The role of the PPE?

Status
Not open for further replies.
Titanio said:
However, NONE of this determines what code can be run where, in and of itself. As I read it, your argument
Instead it determines what code actually WILL be run, which was my point, why else would I state developer experience and skill as a major factor?

If it's not practical to move somethign off of the main core because it creates too many problems, it will not get done regardless of whether or not it could potentially 'run' on the extra core. Of course what's 'practical' depends on the programmers skill experience and ingenuity.

For example, with Xenon, everything that can run on the primary core could 'run' on secondary or tertiary core, but that doesn't mean that they can suddenly split the game engine across all 3 cores and utlize them effectively, they still struggle with taking a game engine and trying to split it over 3 cores despite having completely homogenous cores.

Why do you expect these problems to just go away when a developer looks at moving some code from the PPE to an SPE? Doesn't he face the exact same high-level issues a programer faces on 360 when he tries to move something from core0 to core1?
 
Last edited by a moderator:
scooby_dooby said:
If it's not practical to move somethign off of the main core because it creates too many problems, it will not get done regardless of whether or not it could potentially 'run' on the extra core.
+===+
__WHAT TO DO__. Please reproduce the stretch of the PPE thread from "The role of" through "experience and ingenuity." word for word. The records stand apart from the PPE thread.
+===+
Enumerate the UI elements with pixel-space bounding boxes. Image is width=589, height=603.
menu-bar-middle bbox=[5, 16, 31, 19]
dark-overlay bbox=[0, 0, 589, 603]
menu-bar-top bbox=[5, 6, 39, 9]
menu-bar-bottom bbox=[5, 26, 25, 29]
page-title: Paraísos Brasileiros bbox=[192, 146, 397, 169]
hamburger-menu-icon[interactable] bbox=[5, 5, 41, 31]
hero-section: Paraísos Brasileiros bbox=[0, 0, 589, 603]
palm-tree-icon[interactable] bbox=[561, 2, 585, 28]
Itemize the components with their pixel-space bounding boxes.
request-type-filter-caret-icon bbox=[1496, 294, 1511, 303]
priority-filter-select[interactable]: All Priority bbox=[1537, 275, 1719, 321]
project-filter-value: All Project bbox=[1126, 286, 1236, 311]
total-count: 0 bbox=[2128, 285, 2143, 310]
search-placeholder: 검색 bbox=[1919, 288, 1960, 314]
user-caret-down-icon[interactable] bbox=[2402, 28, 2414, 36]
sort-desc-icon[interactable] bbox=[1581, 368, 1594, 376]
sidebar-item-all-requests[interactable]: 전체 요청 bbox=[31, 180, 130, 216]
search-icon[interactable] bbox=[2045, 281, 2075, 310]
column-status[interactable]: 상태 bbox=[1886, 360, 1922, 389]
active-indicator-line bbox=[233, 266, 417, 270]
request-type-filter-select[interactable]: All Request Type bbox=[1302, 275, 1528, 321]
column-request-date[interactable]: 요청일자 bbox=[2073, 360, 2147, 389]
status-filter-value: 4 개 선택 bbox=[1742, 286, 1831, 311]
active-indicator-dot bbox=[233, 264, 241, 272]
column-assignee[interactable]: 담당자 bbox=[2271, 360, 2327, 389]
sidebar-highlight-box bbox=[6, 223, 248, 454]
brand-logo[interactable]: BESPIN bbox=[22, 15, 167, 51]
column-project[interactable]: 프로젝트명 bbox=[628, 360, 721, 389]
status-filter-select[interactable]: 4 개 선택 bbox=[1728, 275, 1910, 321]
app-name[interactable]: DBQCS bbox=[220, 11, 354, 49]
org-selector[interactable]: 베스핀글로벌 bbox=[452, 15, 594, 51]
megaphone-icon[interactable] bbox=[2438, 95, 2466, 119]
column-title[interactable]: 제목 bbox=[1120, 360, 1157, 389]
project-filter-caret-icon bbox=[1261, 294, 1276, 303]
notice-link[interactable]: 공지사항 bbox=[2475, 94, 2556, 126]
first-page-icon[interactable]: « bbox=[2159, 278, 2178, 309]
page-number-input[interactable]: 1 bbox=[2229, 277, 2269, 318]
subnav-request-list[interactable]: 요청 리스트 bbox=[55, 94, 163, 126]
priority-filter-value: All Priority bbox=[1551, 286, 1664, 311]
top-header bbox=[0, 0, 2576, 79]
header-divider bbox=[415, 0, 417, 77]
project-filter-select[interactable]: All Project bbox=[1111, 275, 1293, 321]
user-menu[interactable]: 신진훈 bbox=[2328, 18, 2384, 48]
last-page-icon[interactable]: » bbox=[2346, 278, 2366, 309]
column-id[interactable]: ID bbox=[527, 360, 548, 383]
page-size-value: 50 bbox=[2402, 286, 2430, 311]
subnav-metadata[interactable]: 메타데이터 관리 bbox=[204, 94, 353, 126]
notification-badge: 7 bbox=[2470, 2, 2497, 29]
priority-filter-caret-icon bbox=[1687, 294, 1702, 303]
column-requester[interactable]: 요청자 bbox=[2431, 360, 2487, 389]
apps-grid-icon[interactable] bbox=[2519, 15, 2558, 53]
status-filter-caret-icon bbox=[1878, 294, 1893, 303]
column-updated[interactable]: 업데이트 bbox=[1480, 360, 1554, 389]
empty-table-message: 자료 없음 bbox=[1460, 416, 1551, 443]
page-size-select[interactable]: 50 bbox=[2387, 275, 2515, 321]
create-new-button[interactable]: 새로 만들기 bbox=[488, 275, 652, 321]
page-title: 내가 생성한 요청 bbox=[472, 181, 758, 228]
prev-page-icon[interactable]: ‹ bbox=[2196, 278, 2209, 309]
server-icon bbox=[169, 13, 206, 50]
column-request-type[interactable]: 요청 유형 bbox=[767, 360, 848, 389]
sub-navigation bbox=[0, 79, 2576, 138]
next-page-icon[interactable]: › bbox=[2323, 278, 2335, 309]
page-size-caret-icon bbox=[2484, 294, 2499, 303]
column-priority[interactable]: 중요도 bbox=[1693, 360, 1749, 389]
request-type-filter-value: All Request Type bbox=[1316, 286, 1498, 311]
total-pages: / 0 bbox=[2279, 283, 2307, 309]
+===+
__CORRECT RESULT__.
The role of the PPE?

Status
Not open for further replies.
Titanio said:
However, NONE of this determines what code can be run where, in and of itself. As I read it, your argument
Instead it determines what code actually WILL be run, which was my point, why else would I state developer experience and skill as a major factor?

If it's not practical to move somethign off of the main core because it creates too many problems, it will not get done regardless of whether or not it could potentially 'run' on the extra core. Of course what's 'practical' depends on the programmers skill experience and ingenuity.